• **WHAT IS NEEDED**: Leave out the pictures and copy every record exactly.

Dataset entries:

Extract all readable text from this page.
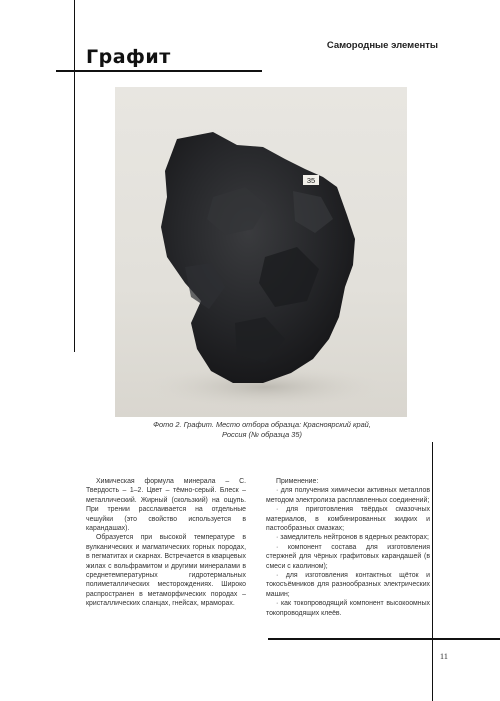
Графит
Самородные элементы
35
Фото 2. Графит. Место отбора образца: Красноярский край,
Россия (№ образца 35)

Химическая формула минерала – С. Твердость – 1–2. Цвет – тёмно-серый. Блеск – металлический. Жирный (скользкий) на ощупь. При трении расслаивается на отдельные чешуйки (это свойство используется в карандашах).

Образуется при высокой температуре в вулканических и магматических горных породах, в пегматитах и скарнах. Встречается в кварцевых жилах с вольфрамитом и другими минералами в среднетемпературных гидротермальных полиметаллических месторождениях. Широко распространен в метаморфических породах – кристаллических сланцах, гнейсах, мраморах.

Применение:

· для получения химически активных металлов методом электролиза расплавленных соединений;

· для приготовления твёрдых смазочных материалов, в комбинированных жидких и пастообразных смазках;

· замедлитель нейтронов в ядерных реакторах;

· компонент состава для изготовления стержней для чёрных графитовых карандашей (в смеси с каолином);

· для изготовления контактных щёток и токосъёмников для разнообразных электрических машин;

· как токопроводящий компонент высокоомных токопроводящих клеёв.

11
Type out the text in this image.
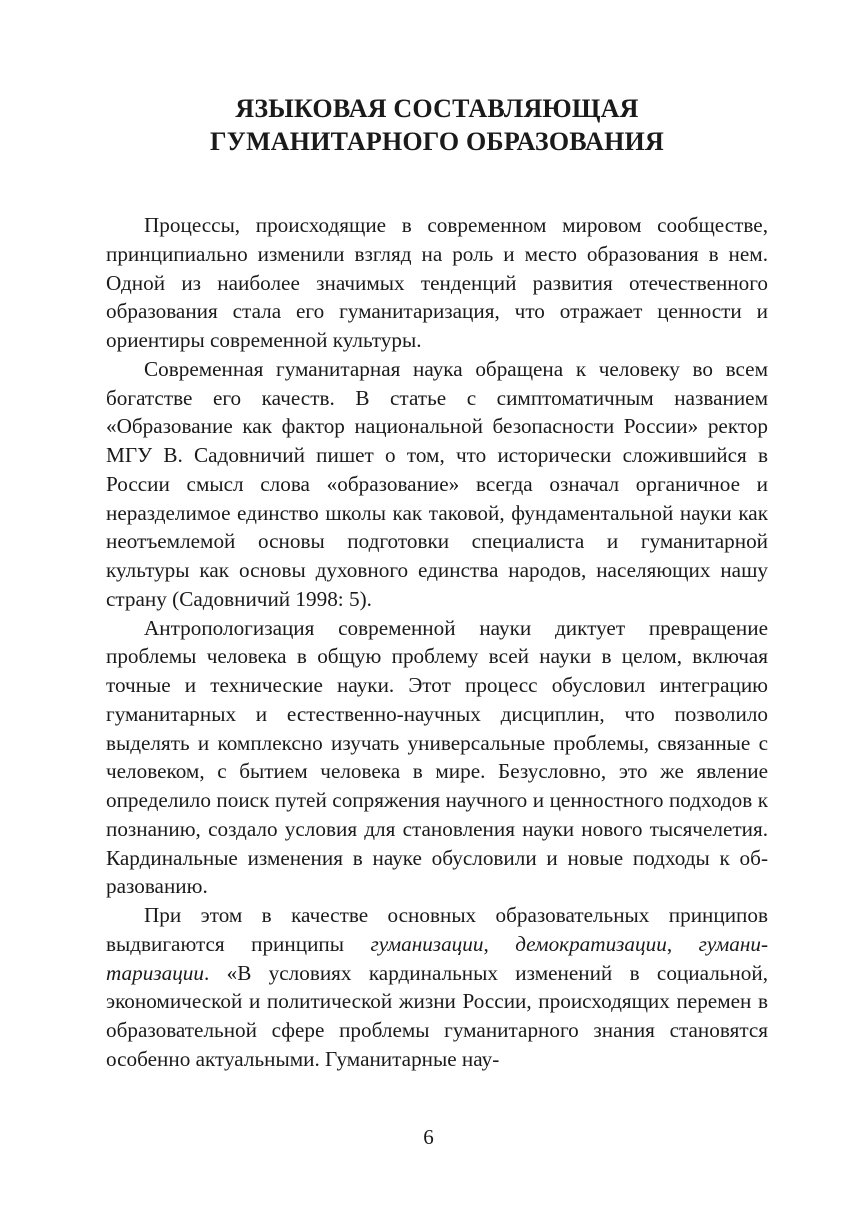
ЯЗЫКОВАЯ СОСТАВЛЯЮЩАЯ
ГУМАНИТАРНОГО ОБРАЗОВАНИЯ

Процессы, происходящие в современном мировом сообществе, принципиально изменили взгляд на роль и место образования в нем. Одной из наиболее значимых тенденций развития отечественного образования стала его гуманитаризация, что отражает ценности и ориентиры современной культуры.

Современная гуманитарная наука обращена к человеку во всем богатстве его качеств. В статье с симптоматичным названием «Образование как фактор национальной безопасности России» ректор МГУ В. Садовничий пишет о том, что исторически сложившийся в России смысл слова «образование» всегда означал органичное и неразделимое единство школы как таковой, фундаментальной науки как неотъемлемой основы подготовки специалиста и гуманитарной культуры как основы духовного единства народов, населяющих нашу страну (Садовничий 1998: 5).

Антропологизация современной науки диктует превращение проблемы человека в общую проблему всей науки в целом, включая точные и технические науки. Этот процесс обусловил интеграцию гуманитарных и естественно-научных дисциплин, что позволило выделять и комплексно изучать универсальные проблемы, связанные с человеком, с бытием человека в мире. Безусловно, это же явление определило поиск путей сопряжения научного и ценностного подходов к познанию, создало условия для становления науки нового тысячелетия. Кардинальные изменения в науке обусловили и новые подходы к образованию.

При этом в качестве основных образовательных принципов выдвигаются принципы гуманизации, демократизации, гуманитаризации. «В условиях кардинальных изменений в социальной, экономической и политической жизни России, происходящих перемен в образовательной сфере проблемы гуманитарного знания становятся особенно актуальными. Гуманитарные нау-

6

• **WRITTEN RESPONSE**:
Extract all readable text from this page.
Графит
Самородные элементы
35
Фото 2. Графит. Место отбора образца: Красноярский край,
Россия (№ образца 35)

Химическая формула минерала – С. Твердость – 1–2. Цвет – тёмно-серый. Блеск – металлический. Жирный (скользкий) на ощупь. При трении расслаивается на отдельные чешуйки (это свойство используется в карандашах).

Образуется при высокой температуре в вулканических и магматических горных породах, в пегматитах и скарнах. Встречается в кварцевых жилах с вольфрамитом и другими минералами в среднетемпературных гидротермальных полиметаллических месторождениях. Широко распространен в метаморфических породах – кристаллических сланцах, гнейсах, мраморах.

Применение:

· для получения химически активных металлов методом электролиза расплавленных соединений;

· для приготовления твёрдых смазочных материалов, в комбинированных жидких и пастообразных смазках;

· замедлитель нейтронов в ядерных реакторах;

· компонент состава для изготовления стержней для чёрных графитовых карандашей (в смеси с каолином);

· для изготовления контактных щёток и токосъёмников для разнообразных электрических машин;

· как токопроводящий компонент высокоомных токопроводящих клеёв.

11
Type out the text in this image.
ЯЗЫКОВАЯ СОСТАВЛЯЮЩАЯ
ГУМАНИТАРНОГО ОБРАЗОВАНИЯ

Процессы, происходящие в современном мировом сообществе, принципиально изменили взгляд на роль и место образования в нем. Одной из наиболее значимых тенденций развития отечественного образования стала его гуманитаризация, что отражает ценности и ориентиры современной культуры.

Современная гуманитарная наука обращена к человеку во всем богатстве его качеств. В статье с симптоматичным названием «Образование как фактор национальной безопасности России» ректор МГУ В. Садовничий пишет о том, что исторически сложившийся в России смысл слова «образование» всегда означал органичное и неразделимое единство школы как таковой, фундаментальной науки как неотъемлемой основы подготовки специалиста и гуманитарной культуры как основы духовного единства народов, населяющих нашу страну (Садовничий 1998: 5).

Антропологизация современной науки диктует превращение проблемы человека в общую проблему всей науки в целом, включая точные и технические науки. Этот процесс обусловил интеграцию гуманитарных и естественно-научных дисциплин, что позволило выделять и комплексно изучать универсальные проблемы, связанные с человеком, с бытием человека в мире. Безусловно, это же явление определило поиск путей сопряжения научного и ценностного подходов к познанию, создало условия для становления науки нового тысячелетия. Кардинальные изменения в науке обусловили и новые подходы к образованию.

При этом в качестве основных образовательных принципов выдвигаются принципы гуманизации, демократизации, гуманитаризации. «В условиях кардинальных изменений в социальной, экономической и политической жизни России, происходящих перемен в образовательной сфере проблемы гуманитарного знания становятся особенно актуальными. Гуманитарные нау-

6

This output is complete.